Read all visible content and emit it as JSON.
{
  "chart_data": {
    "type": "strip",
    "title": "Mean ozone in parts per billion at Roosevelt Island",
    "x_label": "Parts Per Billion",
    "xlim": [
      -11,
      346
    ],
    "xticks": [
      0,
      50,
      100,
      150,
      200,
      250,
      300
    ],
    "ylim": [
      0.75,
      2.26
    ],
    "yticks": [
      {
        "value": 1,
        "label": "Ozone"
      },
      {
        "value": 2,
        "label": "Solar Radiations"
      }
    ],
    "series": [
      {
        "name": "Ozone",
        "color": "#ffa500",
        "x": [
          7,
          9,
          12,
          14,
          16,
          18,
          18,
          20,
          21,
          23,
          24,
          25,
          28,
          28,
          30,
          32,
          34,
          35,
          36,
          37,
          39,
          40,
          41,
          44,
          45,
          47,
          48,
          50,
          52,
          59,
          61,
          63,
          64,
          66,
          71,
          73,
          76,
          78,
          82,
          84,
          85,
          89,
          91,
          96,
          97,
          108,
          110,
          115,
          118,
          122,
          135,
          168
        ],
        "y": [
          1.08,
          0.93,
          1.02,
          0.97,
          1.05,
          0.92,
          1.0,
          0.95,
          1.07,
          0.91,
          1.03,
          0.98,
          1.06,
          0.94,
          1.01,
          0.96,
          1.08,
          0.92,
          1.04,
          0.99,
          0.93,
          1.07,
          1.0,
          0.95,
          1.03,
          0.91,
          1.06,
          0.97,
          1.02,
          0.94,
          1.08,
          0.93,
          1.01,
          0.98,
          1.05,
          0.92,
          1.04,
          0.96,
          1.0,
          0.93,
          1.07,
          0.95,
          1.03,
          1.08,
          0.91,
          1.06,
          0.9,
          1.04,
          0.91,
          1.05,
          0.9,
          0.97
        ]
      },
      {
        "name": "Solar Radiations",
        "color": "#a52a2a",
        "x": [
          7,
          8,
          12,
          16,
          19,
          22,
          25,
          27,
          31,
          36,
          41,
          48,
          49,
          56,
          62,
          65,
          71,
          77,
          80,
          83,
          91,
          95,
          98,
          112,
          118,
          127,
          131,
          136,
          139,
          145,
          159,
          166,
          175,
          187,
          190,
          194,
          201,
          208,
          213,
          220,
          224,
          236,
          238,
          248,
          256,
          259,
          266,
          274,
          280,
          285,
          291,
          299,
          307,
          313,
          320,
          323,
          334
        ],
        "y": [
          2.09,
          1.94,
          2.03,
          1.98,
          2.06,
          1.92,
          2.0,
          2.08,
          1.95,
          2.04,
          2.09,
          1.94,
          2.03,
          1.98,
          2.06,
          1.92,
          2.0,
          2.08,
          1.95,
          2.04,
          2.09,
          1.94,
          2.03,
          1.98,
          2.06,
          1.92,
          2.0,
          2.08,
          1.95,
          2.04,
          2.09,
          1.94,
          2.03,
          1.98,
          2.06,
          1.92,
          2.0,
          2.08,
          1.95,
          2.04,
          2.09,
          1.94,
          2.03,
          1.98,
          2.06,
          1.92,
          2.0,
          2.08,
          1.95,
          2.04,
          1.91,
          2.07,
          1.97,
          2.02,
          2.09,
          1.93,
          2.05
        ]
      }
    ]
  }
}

§

* What is required *
Scan the material line by line and report each one that contains "Radiations".

* Completed exercise *
        "label": "Solar Radiations"
        "name": "Solar Radiations",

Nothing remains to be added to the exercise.